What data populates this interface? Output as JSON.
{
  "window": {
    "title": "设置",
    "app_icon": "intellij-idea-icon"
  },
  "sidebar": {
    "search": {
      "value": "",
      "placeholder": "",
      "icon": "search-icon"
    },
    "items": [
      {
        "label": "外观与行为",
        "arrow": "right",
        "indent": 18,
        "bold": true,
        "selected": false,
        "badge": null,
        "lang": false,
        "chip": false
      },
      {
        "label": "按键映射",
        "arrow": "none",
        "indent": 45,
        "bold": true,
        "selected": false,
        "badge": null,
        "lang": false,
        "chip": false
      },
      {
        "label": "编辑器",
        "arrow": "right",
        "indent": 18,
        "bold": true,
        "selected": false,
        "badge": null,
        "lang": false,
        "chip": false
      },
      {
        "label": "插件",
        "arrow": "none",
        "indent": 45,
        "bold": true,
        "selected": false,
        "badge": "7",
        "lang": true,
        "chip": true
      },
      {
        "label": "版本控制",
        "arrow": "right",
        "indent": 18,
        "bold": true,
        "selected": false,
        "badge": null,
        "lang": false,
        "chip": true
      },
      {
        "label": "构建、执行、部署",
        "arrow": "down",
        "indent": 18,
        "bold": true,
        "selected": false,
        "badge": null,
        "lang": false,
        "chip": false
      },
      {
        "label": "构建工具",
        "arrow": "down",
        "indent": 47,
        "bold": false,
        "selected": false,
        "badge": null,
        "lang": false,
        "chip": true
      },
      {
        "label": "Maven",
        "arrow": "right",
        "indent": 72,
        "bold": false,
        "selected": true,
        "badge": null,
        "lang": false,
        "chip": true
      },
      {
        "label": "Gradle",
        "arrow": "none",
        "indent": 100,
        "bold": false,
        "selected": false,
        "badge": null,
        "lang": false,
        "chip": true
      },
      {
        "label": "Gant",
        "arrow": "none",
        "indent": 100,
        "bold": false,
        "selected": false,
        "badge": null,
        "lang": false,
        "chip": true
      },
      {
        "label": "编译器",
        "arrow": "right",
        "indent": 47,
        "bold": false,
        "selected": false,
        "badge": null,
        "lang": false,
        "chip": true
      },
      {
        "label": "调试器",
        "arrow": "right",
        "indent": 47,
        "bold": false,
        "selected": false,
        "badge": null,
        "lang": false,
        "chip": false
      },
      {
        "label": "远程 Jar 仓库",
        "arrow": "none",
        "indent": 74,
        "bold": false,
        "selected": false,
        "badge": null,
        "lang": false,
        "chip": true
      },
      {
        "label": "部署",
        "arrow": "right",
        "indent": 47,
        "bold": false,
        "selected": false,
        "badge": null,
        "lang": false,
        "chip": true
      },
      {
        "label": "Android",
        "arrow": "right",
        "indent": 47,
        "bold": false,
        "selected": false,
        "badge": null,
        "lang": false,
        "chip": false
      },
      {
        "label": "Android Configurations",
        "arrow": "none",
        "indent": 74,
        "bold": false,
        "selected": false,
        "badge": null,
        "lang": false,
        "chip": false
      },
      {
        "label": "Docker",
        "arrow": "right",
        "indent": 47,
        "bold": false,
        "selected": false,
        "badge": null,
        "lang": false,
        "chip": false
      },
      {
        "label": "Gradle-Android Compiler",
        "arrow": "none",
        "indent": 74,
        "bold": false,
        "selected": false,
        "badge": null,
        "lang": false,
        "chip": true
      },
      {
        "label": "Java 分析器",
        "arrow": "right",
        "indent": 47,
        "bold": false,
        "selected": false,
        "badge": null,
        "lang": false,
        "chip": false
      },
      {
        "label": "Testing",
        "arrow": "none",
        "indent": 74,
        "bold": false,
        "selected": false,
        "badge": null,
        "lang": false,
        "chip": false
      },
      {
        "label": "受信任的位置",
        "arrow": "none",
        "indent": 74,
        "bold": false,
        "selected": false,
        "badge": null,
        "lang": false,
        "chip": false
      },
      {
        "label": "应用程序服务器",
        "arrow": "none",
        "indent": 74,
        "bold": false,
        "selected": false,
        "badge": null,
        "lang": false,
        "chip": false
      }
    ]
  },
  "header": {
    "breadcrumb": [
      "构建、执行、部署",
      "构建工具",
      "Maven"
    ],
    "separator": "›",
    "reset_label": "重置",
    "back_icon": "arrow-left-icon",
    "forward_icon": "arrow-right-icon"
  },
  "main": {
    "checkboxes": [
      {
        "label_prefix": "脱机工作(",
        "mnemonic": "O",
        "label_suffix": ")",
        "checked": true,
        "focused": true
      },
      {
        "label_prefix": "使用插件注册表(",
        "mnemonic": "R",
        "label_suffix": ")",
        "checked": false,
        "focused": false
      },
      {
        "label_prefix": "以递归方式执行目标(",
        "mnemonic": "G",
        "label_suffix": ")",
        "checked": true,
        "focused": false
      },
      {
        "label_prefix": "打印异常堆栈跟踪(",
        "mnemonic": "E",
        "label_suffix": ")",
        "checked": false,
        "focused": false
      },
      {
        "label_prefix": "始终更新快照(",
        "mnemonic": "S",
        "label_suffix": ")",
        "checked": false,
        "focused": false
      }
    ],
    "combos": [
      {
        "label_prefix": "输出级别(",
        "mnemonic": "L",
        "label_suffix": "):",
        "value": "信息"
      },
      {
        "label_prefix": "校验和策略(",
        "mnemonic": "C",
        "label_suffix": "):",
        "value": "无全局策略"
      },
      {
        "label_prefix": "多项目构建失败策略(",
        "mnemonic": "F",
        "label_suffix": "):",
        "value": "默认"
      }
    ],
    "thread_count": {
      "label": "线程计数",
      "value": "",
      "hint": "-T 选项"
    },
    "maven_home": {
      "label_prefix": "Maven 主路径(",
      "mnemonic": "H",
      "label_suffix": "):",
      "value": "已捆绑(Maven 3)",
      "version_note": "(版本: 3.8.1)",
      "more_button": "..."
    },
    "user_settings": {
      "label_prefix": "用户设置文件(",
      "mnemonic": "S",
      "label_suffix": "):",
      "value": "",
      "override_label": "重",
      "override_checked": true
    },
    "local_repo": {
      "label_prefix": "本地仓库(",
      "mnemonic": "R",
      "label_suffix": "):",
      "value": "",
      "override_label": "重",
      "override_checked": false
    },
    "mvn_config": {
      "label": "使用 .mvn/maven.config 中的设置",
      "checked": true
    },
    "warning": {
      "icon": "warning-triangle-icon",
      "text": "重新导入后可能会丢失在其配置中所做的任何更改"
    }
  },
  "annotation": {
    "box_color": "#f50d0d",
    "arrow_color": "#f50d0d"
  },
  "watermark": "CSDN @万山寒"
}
━━━━━━━━
THE PROBLEM: Gather each line holding the string "warning".

WRITTEN SOLUTION:
    "warning": {
      "icon": "warning-triangle-icon",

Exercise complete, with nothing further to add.